Exercise prompt>
Where a line holds "メニューの", copy it.

Material for the task>
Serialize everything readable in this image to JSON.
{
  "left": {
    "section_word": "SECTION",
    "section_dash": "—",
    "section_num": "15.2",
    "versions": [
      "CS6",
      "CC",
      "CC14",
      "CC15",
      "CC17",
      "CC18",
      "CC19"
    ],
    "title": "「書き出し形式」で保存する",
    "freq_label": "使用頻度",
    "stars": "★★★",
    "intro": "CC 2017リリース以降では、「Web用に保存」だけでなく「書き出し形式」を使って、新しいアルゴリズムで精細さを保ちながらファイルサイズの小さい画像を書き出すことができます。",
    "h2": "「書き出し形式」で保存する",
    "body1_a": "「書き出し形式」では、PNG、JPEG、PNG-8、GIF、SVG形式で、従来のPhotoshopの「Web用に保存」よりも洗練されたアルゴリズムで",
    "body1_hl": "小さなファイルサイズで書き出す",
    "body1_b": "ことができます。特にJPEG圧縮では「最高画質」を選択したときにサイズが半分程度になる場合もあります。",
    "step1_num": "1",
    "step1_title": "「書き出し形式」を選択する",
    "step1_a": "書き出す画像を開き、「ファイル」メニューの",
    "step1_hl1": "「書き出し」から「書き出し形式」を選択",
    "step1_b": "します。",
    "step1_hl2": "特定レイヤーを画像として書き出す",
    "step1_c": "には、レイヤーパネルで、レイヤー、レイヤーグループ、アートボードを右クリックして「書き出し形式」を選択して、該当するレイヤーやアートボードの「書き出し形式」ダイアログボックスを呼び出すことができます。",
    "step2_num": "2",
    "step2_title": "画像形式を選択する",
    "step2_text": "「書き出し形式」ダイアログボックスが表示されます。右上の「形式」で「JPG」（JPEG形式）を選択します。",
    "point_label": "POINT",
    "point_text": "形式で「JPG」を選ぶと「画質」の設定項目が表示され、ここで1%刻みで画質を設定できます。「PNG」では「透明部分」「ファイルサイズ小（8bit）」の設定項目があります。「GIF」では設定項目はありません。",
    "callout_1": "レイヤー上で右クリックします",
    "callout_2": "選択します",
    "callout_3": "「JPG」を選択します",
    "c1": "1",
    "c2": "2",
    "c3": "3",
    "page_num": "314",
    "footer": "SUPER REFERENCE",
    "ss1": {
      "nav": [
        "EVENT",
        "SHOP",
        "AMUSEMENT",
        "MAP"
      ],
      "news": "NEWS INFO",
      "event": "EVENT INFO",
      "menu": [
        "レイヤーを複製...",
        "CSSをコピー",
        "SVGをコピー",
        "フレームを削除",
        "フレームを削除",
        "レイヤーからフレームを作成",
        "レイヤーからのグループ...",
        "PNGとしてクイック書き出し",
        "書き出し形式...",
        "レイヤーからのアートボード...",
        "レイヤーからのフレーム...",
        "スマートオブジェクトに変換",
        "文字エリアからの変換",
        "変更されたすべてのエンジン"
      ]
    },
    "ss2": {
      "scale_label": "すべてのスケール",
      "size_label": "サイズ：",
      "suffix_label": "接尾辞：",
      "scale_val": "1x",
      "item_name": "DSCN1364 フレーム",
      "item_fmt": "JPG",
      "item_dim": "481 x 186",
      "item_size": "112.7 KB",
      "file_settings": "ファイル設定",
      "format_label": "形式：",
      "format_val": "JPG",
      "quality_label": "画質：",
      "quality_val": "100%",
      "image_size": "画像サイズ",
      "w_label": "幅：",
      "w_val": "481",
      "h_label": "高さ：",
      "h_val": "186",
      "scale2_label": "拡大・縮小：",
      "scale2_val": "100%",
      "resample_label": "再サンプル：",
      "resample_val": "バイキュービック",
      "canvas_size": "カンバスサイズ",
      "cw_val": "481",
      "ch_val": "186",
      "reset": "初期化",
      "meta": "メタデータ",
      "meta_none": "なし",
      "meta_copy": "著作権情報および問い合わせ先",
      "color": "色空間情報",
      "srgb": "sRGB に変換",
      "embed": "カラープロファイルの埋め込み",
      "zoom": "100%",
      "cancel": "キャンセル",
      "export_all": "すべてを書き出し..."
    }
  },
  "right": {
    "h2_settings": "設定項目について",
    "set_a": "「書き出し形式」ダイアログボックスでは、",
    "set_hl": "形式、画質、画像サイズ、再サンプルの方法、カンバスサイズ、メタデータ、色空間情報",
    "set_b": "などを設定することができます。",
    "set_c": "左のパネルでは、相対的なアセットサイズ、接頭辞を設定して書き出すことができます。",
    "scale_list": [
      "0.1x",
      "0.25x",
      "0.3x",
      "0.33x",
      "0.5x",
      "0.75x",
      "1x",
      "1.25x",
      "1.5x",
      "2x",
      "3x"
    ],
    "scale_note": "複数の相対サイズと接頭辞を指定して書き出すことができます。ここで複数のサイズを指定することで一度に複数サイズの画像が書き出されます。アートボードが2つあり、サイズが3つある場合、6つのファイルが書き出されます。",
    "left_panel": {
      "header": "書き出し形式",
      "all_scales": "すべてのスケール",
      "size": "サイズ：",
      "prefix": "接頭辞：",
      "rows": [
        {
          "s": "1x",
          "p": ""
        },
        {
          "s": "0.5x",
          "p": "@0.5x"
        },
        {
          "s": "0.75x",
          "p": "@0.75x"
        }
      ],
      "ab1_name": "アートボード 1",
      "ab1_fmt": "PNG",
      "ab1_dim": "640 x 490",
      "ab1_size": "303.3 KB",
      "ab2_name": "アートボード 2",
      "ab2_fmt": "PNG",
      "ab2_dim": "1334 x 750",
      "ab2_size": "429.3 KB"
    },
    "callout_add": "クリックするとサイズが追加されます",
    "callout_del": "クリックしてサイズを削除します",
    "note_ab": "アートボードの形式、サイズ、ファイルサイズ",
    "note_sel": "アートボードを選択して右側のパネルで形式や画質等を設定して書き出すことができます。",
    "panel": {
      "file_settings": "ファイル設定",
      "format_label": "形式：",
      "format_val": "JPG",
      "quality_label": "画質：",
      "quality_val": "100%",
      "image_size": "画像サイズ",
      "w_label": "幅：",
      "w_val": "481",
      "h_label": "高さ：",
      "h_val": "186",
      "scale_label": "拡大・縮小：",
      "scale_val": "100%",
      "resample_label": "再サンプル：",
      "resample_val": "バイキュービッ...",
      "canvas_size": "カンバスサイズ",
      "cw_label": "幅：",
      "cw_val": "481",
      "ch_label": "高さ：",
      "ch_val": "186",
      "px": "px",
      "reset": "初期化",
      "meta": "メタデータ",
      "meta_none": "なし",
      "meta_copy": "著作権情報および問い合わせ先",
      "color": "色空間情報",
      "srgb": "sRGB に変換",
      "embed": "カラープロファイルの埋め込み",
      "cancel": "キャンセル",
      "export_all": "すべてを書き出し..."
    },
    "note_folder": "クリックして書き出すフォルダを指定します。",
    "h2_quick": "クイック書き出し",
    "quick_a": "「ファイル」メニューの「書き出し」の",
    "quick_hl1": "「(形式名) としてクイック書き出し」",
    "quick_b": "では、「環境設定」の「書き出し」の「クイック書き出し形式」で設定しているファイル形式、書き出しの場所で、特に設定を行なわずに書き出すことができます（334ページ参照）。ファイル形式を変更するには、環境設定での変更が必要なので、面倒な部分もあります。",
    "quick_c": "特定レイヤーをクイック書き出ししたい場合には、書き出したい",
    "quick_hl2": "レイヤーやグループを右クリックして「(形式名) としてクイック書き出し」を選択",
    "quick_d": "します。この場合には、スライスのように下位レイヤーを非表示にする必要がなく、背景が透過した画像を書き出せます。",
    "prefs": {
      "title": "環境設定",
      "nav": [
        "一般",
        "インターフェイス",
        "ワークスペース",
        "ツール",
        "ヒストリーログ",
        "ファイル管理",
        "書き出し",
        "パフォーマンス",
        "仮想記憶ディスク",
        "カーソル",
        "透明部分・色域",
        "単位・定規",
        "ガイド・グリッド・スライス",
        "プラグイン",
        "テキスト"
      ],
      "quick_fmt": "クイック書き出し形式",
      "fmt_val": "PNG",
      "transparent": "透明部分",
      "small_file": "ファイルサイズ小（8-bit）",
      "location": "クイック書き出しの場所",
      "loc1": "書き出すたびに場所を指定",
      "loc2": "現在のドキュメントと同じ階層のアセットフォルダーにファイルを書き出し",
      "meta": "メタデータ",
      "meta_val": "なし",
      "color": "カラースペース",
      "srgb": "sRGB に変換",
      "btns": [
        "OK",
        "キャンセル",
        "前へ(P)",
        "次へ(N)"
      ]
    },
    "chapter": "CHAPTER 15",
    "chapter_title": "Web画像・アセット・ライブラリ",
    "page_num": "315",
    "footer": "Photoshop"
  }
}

Final result>
    "step1_a": "書き出す画像を開き、「ファイル」メニューの",
    "quick_a": "「ファイル」メニューの「書き出し」の",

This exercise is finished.